Rewrite the records from their start through the line holding "x-tick-label: 15 (1038, 1475, 1083, 1515)", inclusive, switching "bounding box" to "enclosing rectangle" and leaving everything else unchanged.

■ Records supplied
□ □ □ □ □ □ □

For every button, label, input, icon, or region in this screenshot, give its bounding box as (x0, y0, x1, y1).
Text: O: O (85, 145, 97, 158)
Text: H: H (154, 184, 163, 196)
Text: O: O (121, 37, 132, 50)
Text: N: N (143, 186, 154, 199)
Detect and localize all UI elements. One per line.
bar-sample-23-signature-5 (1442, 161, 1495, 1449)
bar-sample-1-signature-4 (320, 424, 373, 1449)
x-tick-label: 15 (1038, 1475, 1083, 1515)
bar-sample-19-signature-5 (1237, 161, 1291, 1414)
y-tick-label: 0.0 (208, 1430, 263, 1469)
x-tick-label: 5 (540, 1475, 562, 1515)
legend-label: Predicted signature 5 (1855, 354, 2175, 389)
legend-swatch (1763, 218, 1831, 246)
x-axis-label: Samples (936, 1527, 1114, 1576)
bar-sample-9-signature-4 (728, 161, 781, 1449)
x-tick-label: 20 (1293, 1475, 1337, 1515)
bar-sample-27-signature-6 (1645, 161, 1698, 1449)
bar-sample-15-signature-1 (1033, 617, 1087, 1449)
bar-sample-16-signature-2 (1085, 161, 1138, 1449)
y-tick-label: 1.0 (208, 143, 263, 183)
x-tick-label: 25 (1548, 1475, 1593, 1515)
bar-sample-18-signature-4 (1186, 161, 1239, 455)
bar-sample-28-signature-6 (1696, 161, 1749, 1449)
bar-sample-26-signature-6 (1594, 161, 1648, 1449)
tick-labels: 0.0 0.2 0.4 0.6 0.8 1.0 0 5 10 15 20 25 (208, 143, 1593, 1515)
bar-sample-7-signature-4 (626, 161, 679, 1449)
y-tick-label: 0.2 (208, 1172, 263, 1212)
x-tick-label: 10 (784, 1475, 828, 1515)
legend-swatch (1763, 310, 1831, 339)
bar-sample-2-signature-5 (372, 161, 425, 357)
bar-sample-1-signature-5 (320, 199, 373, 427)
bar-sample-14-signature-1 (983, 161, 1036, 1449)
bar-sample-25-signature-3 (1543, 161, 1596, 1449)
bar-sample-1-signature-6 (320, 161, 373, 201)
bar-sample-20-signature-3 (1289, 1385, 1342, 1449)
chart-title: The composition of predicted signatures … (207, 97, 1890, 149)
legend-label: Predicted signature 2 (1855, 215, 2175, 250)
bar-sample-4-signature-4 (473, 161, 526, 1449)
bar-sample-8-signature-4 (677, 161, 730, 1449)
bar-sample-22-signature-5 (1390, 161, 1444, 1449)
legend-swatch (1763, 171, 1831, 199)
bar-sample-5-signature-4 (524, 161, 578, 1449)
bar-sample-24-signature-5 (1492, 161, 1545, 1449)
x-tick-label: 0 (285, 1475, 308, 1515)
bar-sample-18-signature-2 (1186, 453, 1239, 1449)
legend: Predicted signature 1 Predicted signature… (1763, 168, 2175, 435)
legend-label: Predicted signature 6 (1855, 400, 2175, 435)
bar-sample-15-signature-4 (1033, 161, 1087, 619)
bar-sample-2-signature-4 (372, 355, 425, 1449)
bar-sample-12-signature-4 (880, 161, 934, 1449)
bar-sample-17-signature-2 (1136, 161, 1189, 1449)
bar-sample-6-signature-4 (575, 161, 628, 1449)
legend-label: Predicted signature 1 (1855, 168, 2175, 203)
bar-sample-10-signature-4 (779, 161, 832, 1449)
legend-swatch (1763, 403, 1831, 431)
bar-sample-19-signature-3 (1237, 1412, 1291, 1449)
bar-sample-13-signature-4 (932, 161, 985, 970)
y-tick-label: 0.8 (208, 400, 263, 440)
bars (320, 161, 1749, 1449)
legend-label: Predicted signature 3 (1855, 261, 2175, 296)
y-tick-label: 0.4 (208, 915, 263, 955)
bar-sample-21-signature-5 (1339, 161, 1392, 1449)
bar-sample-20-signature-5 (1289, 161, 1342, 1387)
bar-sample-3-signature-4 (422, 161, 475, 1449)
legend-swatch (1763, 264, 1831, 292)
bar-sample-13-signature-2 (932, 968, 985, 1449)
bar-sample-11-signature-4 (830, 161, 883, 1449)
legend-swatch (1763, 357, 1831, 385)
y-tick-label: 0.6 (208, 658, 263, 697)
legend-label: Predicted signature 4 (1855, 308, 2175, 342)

□ □ □ □ □ □ □

■ Full solution
For every button, label, input, icon, or region in this screenshot, give its enclosing rectangle as (x0, y0, x1, y1).
Text: O: O (85, 145, 97, 158)
Text: H: H (154, 184, 163, 196)
Text: O: O (121, 37, 132, 50)
Text: N: N (143, 186, 154, 199)
Detect and localize all UI elements. One per line.
bar-sample-23-signature-5 (1442, 161, 1495, 1449)
bar-sample-1-signature-4 (320, 424, 373, 1449)
x-tick-label: 15 (1038, 1475, 1083, 1515)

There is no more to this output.